Items from a figure collection
......
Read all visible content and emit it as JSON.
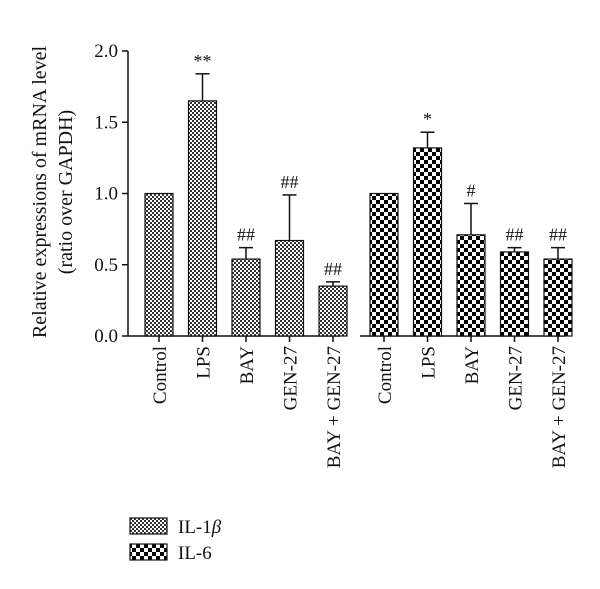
{
  "chart_data": {
    "type": "bar",
    "ylabel_line1": "Relative expressions of mRNA level",
    "ylabel_line2": "(ratio over GAPDH)",
    "ylim": [
      0,
      2.0
    ],
    "y_ticks": [
      "0.0",
      "0.5",
      "1.0",
      "1.5",
      "2.0"
    ],
    "y_tick_values": [
      0,
      0.5,
      1.0,
      1.5,
      2.0
    ],
    "grid": false,
    "legend_position": "bottom-left",
    "groups": [
      {
        "series": "IL-1β",
        "pattern": "fine-checker",
        "categories": [
          "Control",
          "LPS",
          "BAY",
          "GEN-27",
          "BAY + GEN-27"
        ],
        "values": [
          1.0,
          1.65,
          0.54,
          0.67,
          0.35
        ],
        "errors": [
          0,
          0.19,
          0.08,
          0.32,
          0.03
        ],
        "annotations": [
          "",
          "**",
          "##",
          "##",
          "##"
        ]
      },
      {
        "series": "IL-6",
        "pattern": "coarse-checker",
        "categories": [
          "Control",
          "LPS",
          "BAY",
          "GEN-27",
          "BAY + GEN-27"
        ],
        "values": [
          1.0,
          1.32,
          0.71,
          0.59,
          0.54
        ],
        "errors": [
          0,
          0.11,
          0.22,
          0.03,
          0.08
        ],
        "annotations": [
          "",
          "*",
          "#",
          "##",
          "##"
        ]
      }
    ],
    "legend": [
      {
        "text_main": "IL-1",
        "text_greek": "β",
        "pattern": "fine-checker"
      },
      {
        "text_main": "IL-6",
        "text_greek": "",
        "pattern": "coarse-checker"
      }
    ],
    "colors": {
      "ink": "#111111",
      "fill_light": "#ffffff"
    }
  }
}
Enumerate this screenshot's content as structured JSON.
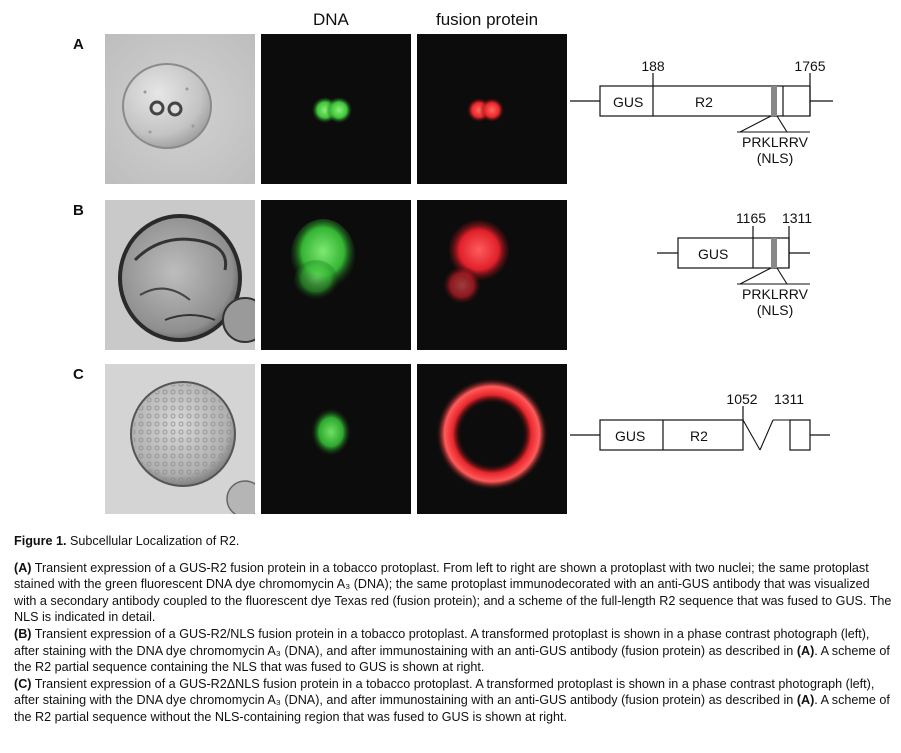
{
  "columns": {
    "dna": "DNA",
    "fusion": "fusion protein"
  },
  "rows": [
    {
      "letter": "A",
      "scheme": {
        "gus": "GUS",
        "r2": "R2",
        "n1": "188",
        "n2": "1765",
        "seq": "PRKLRRV",
        "nls": "(NLS)"
      }
    },
    {
      "letter": "B",
      "scheme": {
        "gus": "GUS",
        "n1": "1165",
        "n2": "1311",
        "seq": "PRKLRRV",
        "nls": "(NLS)"
      }
    },
    {
      "letter": "C",
      "scheme": {
        "gus": "GUS",
        "r2": "R2",
        "n1": "1052",
        "n2": "1311"
      }
    }
  ],
  "caption": {
    "title_bold": "Figure 1.",
    "title_text": " Subcellular Localization of R2.",
    "paras": [
      {
        "lbl": "(A)",
        "text": " Transient expression of a GUS-R2 fusion protein in a tobacco protoplast. From left to right are shown a protoplast with two nuclei; the same protoplast stained with the green fluorescent DNA dye chromomycin A₃ (DNA); the same protoplast immunodecorated with an anti-GUS antibody that was visualized with a secondary antibody coupled to the fluorescent dye Texas red (fusion protein); and a scheme of the full-length R2 sequence that was fused to GUS. The NLS is indicated in detail."
      },
      {
        "lbl": "(B)",
        "text": " Transient expression of a GUS-R2/NLS fusion protein in a tobacco protoplast. A transformed protoplast is shown in a phase contrast photograph (left), after staining with the DNA dye chromomycin A₃ (DNA), and after immunostaining with an anti-GUS antibody (fusion protein) as described in ",
        "ref": "(A)",
        "tail": ". A scheme of the R2 partial sequence containing the NLS that was fused to GUS is shown at right."
      },
      {
        "lbl": "(C)",
        "text": " Transient expression of a GUS-R2ΔNLS fusion protein in a tobacco protoplast. A transformed protoplast is shown in a phase contrast photograph (left), after staining with the DNA dye chromomycin A₃ (DNA), and after immunostaining with an anti-GUS antibody (fusion protein) as described in ",
        "ref": "(A)",
        "tail": ". A scheme of the R2 partial sequence without the NLS-containing region that was fused to GUS is shown at right."
      }
    ]
  },
  "colors": {
    "green": "#3fc43a",
    "red": "#e8262c",
    "dark": "#0c0c0c",
    "gray": "#c8c8c8"
  }
}
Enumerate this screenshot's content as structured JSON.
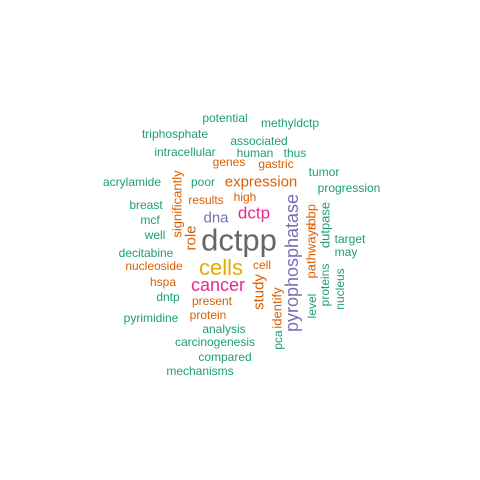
{
  "palette": {
    "teal": "#1b9e77",
    "orange": "#d95f02",
    "purple": "#7570b3",
    "magenta": "#e7298a",
    "olive": "#66a61e",
    "gold": "#e6ab02",
    "brown": "#a6761d",
    "gray": "#666666"
  },
  "words": [
    {
      "text": "dctpp",
      "color": "gray",
      "rotated": false
    },
    {
      "text": "cells",
      "color": "gold",
      "rotated": false
    },
    {
      "text": "cancer",
      "color": "magenta",
      "rotated": false
    },
    {
      "text": "pyrophosphatase",
      "color": "purple",
      "rotated": true
    },
    {
      "text": "dctp",
      "color": "magenta",
      "rotated": false
    },
    {
      "text": "expression",
      "color": "orange",
      "rotated": false
    },
    {
      "text": "dna",
      "color": "purple",
      "rotated": false
    },
    {
      "text": "study",
      "color": "orange",
      "rotated": true
    },
    {
      "text": "role",
      "color": "orange",
      "rotated": true
    },
    {
      "text": "significantly",
      "color": "orange",
      "rotated": true
    },
    {
      "text": "pathways",
      "color": "orange",
      "rotated": true
    },
    {
      "text": "rbbp",
      "color": "orange",
      "rotated": true
    },
    {
      "text": "dutpase",
      "color": "teal",
      "rotated": true
    },
    {
      "text": "identify",
      "color": "orange",
      "rotated": true
    },
    {
      "text": "level",
      "color": "teal",
      "rotated": true
    },
    {
      "text": "proteins",
      "color": "teal",
      "rotated": true
    },
    {
      "text": "nucleus",
      "color": "teal",
      "rotated": true
    },
    {
      "text": "pca",
      "color": "teal",
      "rotated": true
    },
    {
      "text": "potential",
      "color": "teal",
      "rotated": false
    },
    {
      "text": "methyldctp",
      "color": "teal",
      "rotated": false
    },
    {
      "text": "triphosphate",
      "color": "teal",
      "rotated": false
    },
    {
      "text": "associated",
      "color": "teal",
      "rotated": false
    },
    {
      "text": "intracellular",
      "color": "teal",
      "rotated": false
    },
    {
      "text": "human",
      "color": "teal",
      "rotated": false
    },
    {
      "text": "thus",
      "color": "teal",
      "rotated": false
    },
    {
      "text": "genes",
      "color": "orange",
      "rotated": false
    },
    {
      "text": "gastric",
      "color": "orange",
      "rotated": false
    },
    {
      "text": "tumor",
      "color": "teal",
      "rotated": false
    },
    {
      "text": "acrylamide",
      "color": "teal",
      "rotated": false
    },
    {
      "text": "poor",
      "color": "teal",
      "rotated": false
    },
    {
      "text": "progression",
      "color": "teal",
      "rotated": false
    },
    {
      "text": "results",
      "color": "orange",
      "rotated": false
    },
    {
      "text": "high",
      "color": "orange",
      "rotated": false
    },
    {
      "text": "breast",
      "color": "teal",
      "rotated": false
    },
    {
      "text": "mcf",
      "color": "teal",
      "rotated": false
    },
    {
      "text": "well",
      "color": "teal",
      "rotated": false
    },
    {
      "text": "target",
      "color": "teal",
      "rotated": false
    },
    {
      "text": "may",
      "color": "teal",
      "rotated": false
    },
    {
      "text": "decitabine",
      "color": "teal",
      "rotated": false
    },
    {
      "text": "nucleoside",
      "color": "orange",
      "rotated": false
    },
    {
      "text": "cell",
      "color": "orange",
      "rotated": false
    },
    {
      "text": "hspa",
      "color": "orange",
      "rotated": false
    },
    {
      "text": "dntp",
      "color": "teal",
      "rotated": false
    },
    {
      "text": "present",
      "color": "orange",
      "rotated": false
    },
    {
      "text": "protein",
      "color": "orange",
      "rotated": false
    },
    {
      "text": "pyrimidine",
      "color": "teal",
      "rotated": false
    },
    {
      "text": "analysis",
      "color": "teal",
      "rotated": false
    },
    {
      "text": "carcinogenesis",
      "color": "teal",
      "rotated": false
    },
    {
      "text": "compared",
      "color": "teal",
      "rotated": false
    },
    {
      "text": "mechanisms",
      "color": "teal",
      "rotated": false
    }
  ]
}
......
WHAT YOU NEED TO DO
Copy out each line of the records above that includes "fine".

RESPONSE BELOW
        "pattern": "fine-checker",
        "pattern": "fine-checker"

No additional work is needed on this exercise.